--- Begin Input rows ---

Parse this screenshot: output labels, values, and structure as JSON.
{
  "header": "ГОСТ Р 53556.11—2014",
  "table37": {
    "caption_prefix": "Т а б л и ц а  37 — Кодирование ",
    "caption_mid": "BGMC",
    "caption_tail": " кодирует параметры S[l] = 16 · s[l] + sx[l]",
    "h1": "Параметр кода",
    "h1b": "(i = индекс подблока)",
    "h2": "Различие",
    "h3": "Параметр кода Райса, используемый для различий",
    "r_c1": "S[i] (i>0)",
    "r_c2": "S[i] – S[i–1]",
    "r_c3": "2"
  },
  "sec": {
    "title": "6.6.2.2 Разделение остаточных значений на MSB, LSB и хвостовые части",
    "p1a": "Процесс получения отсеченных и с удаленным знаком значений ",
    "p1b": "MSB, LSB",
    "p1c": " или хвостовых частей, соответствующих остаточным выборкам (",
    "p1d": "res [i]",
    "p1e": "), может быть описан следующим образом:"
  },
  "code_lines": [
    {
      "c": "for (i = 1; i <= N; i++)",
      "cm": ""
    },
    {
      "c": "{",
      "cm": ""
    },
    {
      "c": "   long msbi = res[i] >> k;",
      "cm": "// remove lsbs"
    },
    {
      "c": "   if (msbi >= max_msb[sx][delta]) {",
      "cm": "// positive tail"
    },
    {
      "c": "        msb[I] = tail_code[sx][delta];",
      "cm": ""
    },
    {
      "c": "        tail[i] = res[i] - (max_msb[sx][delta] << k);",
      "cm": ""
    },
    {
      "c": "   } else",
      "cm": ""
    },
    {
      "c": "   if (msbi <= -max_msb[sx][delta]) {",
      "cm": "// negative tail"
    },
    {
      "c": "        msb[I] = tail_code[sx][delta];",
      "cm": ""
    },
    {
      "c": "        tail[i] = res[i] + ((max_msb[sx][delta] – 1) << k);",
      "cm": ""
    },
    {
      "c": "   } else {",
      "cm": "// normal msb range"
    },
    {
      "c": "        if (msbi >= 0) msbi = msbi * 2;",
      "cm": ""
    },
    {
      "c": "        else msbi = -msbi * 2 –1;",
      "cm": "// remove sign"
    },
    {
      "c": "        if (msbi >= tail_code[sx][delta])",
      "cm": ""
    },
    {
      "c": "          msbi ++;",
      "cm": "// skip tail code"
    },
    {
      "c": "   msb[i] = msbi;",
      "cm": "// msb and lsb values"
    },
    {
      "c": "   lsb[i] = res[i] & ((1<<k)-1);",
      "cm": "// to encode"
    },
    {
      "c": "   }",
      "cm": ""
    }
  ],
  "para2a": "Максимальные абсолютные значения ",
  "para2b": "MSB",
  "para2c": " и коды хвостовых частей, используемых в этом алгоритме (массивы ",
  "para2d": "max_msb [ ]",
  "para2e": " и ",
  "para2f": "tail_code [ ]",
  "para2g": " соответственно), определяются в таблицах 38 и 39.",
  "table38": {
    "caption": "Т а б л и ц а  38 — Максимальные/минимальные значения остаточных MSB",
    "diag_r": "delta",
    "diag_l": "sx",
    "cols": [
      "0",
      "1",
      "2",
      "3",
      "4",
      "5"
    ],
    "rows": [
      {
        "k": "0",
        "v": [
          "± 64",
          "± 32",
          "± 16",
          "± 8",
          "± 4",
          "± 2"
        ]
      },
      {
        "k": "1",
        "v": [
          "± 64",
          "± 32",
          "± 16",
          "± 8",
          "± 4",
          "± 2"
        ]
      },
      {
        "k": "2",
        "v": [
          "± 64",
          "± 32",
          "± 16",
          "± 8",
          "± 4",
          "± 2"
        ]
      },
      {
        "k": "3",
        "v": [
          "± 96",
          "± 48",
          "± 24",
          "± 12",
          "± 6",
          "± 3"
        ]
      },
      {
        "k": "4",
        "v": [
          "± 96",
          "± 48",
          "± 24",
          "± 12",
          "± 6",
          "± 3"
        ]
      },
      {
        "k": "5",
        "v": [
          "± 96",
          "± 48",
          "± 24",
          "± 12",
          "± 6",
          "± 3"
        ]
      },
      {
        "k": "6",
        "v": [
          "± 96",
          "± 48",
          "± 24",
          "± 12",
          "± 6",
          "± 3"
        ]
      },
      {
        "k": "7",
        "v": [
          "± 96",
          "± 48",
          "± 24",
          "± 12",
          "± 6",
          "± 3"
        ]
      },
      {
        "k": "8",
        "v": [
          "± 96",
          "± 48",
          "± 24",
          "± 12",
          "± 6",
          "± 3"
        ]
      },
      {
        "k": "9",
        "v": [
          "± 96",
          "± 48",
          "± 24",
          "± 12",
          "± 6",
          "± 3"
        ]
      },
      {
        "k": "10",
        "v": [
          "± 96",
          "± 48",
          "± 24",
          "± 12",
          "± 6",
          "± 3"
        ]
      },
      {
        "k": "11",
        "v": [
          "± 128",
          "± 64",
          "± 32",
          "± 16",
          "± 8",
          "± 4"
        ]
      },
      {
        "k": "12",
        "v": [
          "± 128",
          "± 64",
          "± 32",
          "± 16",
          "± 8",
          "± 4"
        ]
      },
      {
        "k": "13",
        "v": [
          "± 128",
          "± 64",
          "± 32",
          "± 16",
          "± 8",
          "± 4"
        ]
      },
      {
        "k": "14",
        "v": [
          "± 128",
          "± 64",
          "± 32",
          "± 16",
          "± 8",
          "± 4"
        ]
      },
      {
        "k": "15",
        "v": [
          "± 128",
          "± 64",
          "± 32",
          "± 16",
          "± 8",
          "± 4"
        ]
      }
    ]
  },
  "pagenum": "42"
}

--- End Input rows ---

Requirements ->
Copy out each line in the listing that has the word "значения".

Completed exercise ->
  "para2a": "Максимальные абсолютные значения ",
    "caption": "Т а б л и ц а  38 — Максимальные/минимальные значения остаточных MSB",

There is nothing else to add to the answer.